Print all of the data exactly as written.

▽

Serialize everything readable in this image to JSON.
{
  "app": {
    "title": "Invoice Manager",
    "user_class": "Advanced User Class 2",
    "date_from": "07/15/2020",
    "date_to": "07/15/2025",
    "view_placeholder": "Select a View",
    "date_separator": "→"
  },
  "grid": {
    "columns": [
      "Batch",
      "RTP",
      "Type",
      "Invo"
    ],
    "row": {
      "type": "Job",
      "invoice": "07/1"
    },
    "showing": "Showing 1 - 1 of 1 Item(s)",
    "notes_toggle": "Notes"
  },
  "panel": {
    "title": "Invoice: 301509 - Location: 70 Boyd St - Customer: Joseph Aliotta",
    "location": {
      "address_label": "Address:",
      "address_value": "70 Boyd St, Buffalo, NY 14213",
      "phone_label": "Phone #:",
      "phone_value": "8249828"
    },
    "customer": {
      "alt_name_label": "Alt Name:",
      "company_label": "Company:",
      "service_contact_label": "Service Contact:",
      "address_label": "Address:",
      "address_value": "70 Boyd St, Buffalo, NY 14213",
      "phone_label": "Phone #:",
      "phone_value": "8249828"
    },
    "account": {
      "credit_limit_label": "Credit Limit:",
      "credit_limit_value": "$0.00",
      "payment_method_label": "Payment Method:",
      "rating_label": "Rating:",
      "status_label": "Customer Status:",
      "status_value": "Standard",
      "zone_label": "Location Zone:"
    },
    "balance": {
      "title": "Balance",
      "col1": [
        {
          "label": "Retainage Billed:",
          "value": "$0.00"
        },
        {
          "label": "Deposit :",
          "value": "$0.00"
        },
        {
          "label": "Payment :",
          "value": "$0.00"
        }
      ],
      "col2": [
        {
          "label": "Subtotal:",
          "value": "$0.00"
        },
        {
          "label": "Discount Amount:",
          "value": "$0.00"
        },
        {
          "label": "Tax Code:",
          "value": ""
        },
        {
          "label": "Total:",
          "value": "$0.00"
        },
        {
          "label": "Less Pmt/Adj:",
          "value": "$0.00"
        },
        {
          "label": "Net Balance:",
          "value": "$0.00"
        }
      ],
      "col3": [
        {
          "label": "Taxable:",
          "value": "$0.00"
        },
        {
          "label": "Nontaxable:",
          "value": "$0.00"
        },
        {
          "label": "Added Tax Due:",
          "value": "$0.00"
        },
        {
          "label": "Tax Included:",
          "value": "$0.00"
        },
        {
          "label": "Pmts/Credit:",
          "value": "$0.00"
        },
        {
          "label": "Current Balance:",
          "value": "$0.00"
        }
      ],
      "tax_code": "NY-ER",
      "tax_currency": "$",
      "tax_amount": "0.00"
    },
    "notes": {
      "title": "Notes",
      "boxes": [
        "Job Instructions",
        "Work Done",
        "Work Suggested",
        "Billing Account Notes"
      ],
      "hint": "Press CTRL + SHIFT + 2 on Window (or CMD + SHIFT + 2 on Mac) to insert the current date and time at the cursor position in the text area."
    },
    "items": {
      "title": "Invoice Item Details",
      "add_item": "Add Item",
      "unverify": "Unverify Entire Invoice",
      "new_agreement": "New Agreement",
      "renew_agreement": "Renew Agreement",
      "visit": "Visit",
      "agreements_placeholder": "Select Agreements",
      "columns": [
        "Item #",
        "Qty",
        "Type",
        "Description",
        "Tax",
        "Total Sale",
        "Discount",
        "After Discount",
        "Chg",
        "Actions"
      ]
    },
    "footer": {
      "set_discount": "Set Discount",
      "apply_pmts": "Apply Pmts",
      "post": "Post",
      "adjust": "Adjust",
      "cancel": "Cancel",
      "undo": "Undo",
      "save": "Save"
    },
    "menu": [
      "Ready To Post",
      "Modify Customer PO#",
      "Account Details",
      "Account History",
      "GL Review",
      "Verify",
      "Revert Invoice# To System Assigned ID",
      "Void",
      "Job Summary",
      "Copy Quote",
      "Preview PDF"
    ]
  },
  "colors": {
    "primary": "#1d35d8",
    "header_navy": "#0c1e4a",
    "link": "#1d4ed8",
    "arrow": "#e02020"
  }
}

△

TASK OUTPUT →
Serialize everything readable in this image to JSON.
{
  "app": {
    "title": "Invoice Manager",
    "user_class": "Advanced User Class 2",
    "date_from": "07/15/2020",
    "date_to": "07/15/2025",
    "view_placeholder": "Select a View",
    "date_separator": "→"
  },
  "grid": {
    "columns": [
      "Batch",
      "RTP",
      "Type",
      "Invo"
    ],
    "row": {
      "type": "Job",
      "invoice": "07/1"
    },
    "showing": "Showing 1 - 1 of 1 Item(s)",
    "notes_toggle": "Notes"
  },
  "panel": {
    "title": "Invoice: 301509 - Location: 70 Boyd St - Customer: Joseph Aliotta",
    "location": {
      "address_label": "Address:",
      "address_value": "70 Boyd St, Buffalo, NY 14213",
      "phone_label": "Phone #:",
      "phone_value": "8249828"
    },
    "customer": {
      "alt_name_label": "Alt Name:",
      "company_label": "Company:",
      "service_contact_label": "Service Contact:",
      "address_label": "Address:",
      "address_value": "70 Boyd St, Buffalo, NY 14213",
      "phone_label": "Phone #:",
      "phone_value": "8249828"
    },
    "account": {
      "credit_limit_label": "Credit Limit:",
      "credit_limit_value": "$0.00",
      "payment_method_label": "Payment Method:",
      "rating_label": "Rating:",
      "status_label": "Customer Status:",
      "status_value": "Standard",
      "zone_label": "Location Zone:"
    },
    "balance": {
      "title": "Balance",
      "col1": [
        {
          "label": "Retainage Billed:",
          "value": "$0.00"
        },
        {
          "label": "Deposit :",
          "value": "$0.00"
        },
        {
          "label": "Payment :",
          "value": "$0.00"
        }
      ],
      "col2": [
        {
          "label": "Subtotal:",
          "value": "$0.00"
        },
        {
          "label": "Discount Amount:",
          "value": "$0.00"
        },
        {
          "label": "Tax Code:",
          "value": ""
        },
        {
          "label": "Total:",
          "value": "$0.00"
        },
        {
          "label": "Less Pmt/Adj:",
          "value": "$0.00"
        },
        {
          "label": "Net Balance:",
          "value": "$0.00"
        }
      ],
      "col3": [
        {
          "label": "Taxable:",
          "value": "$0.00"
        },
        {
          "label": "Nontaxable:",
          "value": "$0.00"
        },
        {
          "label": "Added Tax Due:",
          "value": "$0.00"
        },
        {
          "label": "Tax Included:",
          "value": "$0.00"
        },
        {
          "label": "Pmts/Credit:",
          "value": "$0.00"
        },
        {
          "label": "Current Balance:",
          "value": "$0.00"
        }
      ],
      "tax_code": "NY-ER",
      "tax_currency": "$",
      "tax_amount": "0.00"
    },
    "notes": {
      "title": "Notes",
      "boxes": [
        "Job Instructions",
        "Work Done",
        "Work Suggested",
        "Billing Account Notes"
      ],
      "hint": "Press CTRL + SHIFT + 2 on Window (or CMD + SHIFT + 2 on Mac) to insert the current date and time at the cursor position in the text area."
    },
    "items": {
      "title": "Invoice Item Details",
      "add_item": "Add Item",
      "unverify": "Unverify Entire Invoice",
      "new_agreement": "New Agreement",
      "renew_agreement": "Renew Agreement",
      "visit": "Visit",
      "agreements_placeholder": "Select Agreements",
      "columns": [
        "Item #",
        "Qty",
        "Type",
        "Description",
        "Tax",
        "Total Sale",
        "Discount",
        "After Discount",
        "Chg",
        "Actions"
      ]
    },
    "footer": {
      "set_discount": "Set Discount",
      "apply_pmts": "Apply Pmts",
      "post": "Post",
      "adjust": "Adjust",
      "cancel": "Cancel",
      "undo": "Undo",
      "save": "Save"
    },
    "menu": [
      "Ready To Post",
      "Modify Customer PO#",
      "Account Details",
      "Account History",
      "GL Review",
      "Verify",
      "Revert Invoice# To System Assigned ID",
      "Void",
      "Job Summary",
      "Copy Quote",
      "Preview PDF"
    ]
  },
  "colors": {
    "primary": "#1d35d8",
    "header_navy": "#0c1e4a",
    "link": "#1d4ed8",
    "arrow": "#e02020"
  }
}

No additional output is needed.